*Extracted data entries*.
-- begin --

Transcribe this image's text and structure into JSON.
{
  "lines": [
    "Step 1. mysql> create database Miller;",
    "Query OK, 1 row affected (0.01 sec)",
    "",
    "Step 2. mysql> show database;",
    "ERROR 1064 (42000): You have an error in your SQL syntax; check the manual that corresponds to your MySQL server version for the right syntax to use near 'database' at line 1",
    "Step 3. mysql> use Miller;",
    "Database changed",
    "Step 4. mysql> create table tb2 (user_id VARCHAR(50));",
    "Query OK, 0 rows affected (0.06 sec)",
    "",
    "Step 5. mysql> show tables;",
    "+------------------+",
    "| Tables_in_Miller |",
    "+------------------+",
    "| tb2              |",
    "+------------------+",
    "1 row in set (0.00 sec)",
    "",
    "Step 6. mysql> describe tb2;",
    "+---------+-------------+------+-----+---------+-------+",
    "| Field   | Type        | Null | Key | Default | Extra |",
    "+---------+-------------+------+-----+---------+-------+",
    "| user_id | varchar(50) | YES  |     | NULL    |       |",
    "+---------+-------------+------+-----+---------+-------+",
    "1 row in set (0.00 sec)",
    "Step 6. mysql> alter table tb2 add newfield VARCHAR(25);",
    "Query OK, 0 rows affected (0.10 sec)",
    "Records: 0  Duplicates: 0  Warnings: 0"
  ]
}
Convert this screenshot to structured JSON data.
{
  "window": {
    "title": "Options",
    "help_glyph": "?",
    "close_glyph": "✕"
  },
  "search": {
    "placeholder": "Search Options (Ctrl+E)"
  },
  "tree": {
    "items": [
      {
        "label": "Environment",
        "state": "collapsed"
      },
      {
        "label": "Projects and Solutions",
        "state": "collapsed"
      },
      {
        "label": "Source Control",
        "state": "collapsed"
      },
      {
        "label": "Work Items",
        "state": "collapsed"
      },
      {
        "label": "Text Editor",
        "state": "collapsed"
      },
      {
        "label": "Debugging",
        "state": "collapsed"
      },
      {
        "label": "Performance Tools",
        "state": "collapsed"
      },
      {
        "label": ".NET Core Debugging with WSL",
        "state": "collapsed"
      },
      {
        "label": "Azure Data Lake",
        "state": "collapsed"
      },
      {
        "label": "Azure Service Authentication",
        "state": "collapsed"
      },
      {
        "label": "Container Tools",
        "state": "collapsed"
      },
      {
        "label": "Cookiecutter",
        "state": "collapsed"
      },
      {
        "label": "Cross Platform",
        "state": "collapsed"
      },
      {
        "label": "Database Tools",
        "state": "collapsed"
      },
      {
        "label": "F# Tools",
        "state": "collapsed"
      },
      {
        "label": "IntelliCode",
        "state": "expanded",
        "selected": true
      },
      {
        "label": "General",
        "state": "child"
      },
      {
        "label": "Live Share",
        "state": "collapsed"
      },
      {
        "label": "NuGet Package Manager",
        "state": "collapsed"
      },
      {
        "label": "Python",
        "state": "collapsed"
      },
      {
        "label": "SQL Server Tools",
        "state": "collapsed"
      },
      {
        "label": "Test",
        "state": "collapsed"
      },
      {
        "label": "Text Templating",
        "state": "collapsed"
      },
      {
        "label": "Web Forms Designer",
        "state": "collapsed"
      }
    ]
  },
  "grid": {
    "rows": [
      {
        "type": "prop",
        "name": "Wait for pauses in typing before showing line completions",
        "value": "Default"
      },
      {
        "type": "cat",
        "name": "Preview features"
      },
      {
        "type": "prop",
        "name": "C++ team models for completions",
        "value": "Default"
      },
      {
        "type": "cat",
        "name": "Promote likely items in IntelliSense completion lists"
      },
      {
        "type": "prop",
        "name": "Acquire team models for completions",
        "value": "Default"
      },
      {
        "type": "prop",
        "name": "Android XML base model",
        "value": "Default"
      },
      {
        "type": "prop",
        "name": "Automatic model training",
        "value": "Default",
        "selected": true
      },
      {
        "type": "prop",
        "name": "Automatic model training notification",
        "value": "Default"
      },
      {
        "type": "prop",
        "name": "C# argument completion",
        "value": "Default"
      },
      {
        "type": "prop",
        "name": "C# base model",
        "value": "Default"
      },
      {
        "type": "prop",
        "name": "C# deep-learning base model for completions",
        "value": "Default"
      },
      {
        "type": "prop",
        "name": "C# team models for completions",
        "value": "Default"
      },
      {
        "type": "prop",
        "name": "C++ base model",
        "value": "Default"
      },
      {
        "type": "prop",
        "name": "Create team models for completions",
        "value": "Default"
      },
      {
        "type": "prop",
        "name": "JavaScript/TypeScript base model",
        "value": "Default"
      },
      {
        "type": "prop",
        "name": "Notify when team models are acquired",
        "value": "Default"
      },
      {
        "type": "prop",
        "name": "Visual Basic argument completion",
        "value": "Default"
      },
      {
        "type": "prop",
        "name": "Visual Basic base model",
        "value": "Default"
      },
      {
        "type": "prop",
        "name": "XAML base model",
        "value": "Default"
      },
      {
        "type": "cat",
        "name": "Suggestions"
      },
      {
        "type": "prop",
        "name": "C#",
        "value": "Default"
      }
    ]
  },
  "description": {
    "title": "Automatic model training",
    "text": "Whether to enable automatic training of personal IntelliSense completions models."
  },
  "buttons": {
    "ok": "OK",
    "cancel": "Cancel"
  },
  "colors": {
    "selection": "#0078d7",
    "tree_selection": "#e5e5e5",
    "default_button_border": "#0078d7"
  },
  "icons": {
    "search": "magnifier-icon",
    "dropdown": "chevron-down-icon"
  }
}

-- end --

*Task to complete*.
Look through the data above. Find each line with the string "argument" and copy it.

*Written answer*.
        "name": "C# argument completion",
        "name": "Visual Basic argument completion",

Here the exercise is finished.